--- WHAT IS BEING ASKED ---
Locate the string "velocity" throughout the material and copy every line in which it occurs.

-------- INPUT FOR THIS TASK

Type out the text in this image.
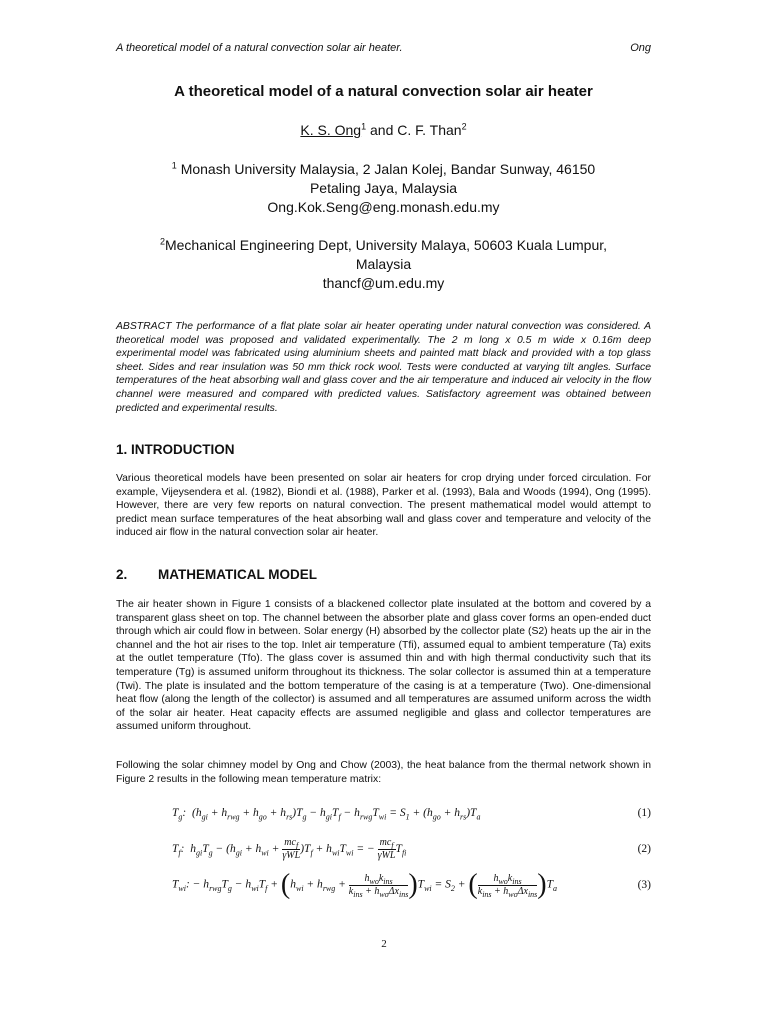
A theoretical model of a natural convection solar air heater.	Ong
A theoretical model of a natural convection solar air heater
K. S. Ong$^1$ and C. F. Than$^2$
$^1$ Monash University Malaysia, 2 Jalan Kolej, Bandar Sunway, 46150
Petaling Jaya, Malaysia
Ong.Kok.Seng@eng.monash.edu.my
$^2$Mechanical Engineering Dept, University Malaya, 50603 Kuala Lumpur,
Malaysia
thancf@um.edu.my
ABSTRACT The performance of a flat plate solar air heater operating under natural convection was considered. A theoretical model was proposed and validated experimentally. The 2 m long x 0.5 m wide x 0.16m deep experimental model was fabricated using aluminium sheets and painted matt black and provided with a top glass sheet. Sides and rear insulation was 50 mm thick rock wool. Tests were conducted at varying tilt angles. Surface temperatures of the heat absorbing wall and glass cover and the air temperature and induced air velocity in the flow channel were measured and compared with predicted values. Satisfactory agreement was obtained between predicted and experimental results.
1. INTRODUCTION
Various theoretical models have been presented on solar air heaters for crop drying under forced circulation. For example, Vijeysendera et al. (1982), Biondi et al. (1988), Parker et al. (1993), Bala and Woods (1994), Ong (1995). However, there are very few reports on natural convection. The present mathematical model would attempt to predict mean surface temperatures of the heat absorbing wall and glass cover and temperature and velocity of the induced air flow in the natural convection solar air heater.
2. MATHEMATICAL MODEL
The air heater shown in Figure 1 consists of a blackened collector plate insulated at the bottom and covered by a transparent glass sheet on top. The channel between the absorber plate and glass cover forms an open-ended duct through which air could flow in between. Solar energy (H) absorbed by the collector plate (S2) heats up the air in the channel and the hot air rises to the top. Inlet air temperature (Tfi), assumed equal to ambient temperature (Ta) exits at the outlet temperature (Tfo). The glass cover is assumed thin and with high thermal conductivity such that its temperature (Tg) is assumed uniform throughout its thickness. The solar collector is assumed thin at a temperature (Twi). The plate is insulated and the bottom temperature of the casing is at a temperature (Two). One-dimensional heat flow (along the length of the collector) is assumed and all temperatures are assumed uniform across the width of the solar air heater. Heat capacity effects are assumed negligible and glass and collector temperatures are assumed uniform throughout.
Following the solar chimney model by Ong and Chow (2003), the heat balance from the thermal network shown in Figure 2 results in the following mean temperature matrix:
$T_g$:  $(h_{gi} + h_{rwg} + h_{go} + h_{rs})T_g - h_{gi}T_f - h_{rwg}T_{wi} = S_1 + (h_{go} + h_{rs})T_a$	(1)
$T_f$:  $h_{gi}T_g - (h_{gi} + h_{wi} + \frac{mc_f}{\text{γWL}} )T_f + h_{wi}T_{wi}$ = − $\frac{mc_f}{\text{γWL}} T_{fi}$	(2)
$T_{wi}$: − $h_{rwg}T_g - h_{wi}T_f + (h_{wi} + h_{rwg} + \frac{h_{wo}k_{ins}}{k_{ins} + h_{wo}\Delta x_{ins}} )T_{wi} = S_2$ + ( $\frac{h_{wo}k_{ins}}{k_{ins} + h_{wo}\Delta x_{ins}} )T_a$	(3)
2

----------------

--- CORRECT RESULT ---
ABSTRACT The performance of a flat plate solar air heater operating under natural convection was considered. A theoretical model was proposed and validated experimentally. The 2 m long x 0.5 m wide x 0.16m deep experimental model was fabricated using aluminium sheets and painted matt black and provided with a top glass sheet. Sides and rear insulation was 50 mm thick rock wool. Tests were conducted at varying tilt angles. Surface temperatures of the heat absorbing wall and glass cover and the air temperature and induced air velocity in the flow channel were measured and compared with predicted values. Satisfactory agreement was obtained between predicted and experimental results.
Various theoretical models have been presented on solar air heaters for crop drying under forced circulation. For example, Vijeysendera et al. (1982), Biondi et al. (1988), Parker et al. (1993), Bala and Woods (1994), Ong (1995). However, there are very few reports on natural convection. The present mathematical model would attempt to predict mean surface temperatures of the heat absorbing wall and glass cover and temperature and velocity of the induced air flow in the natural convection solar air heater.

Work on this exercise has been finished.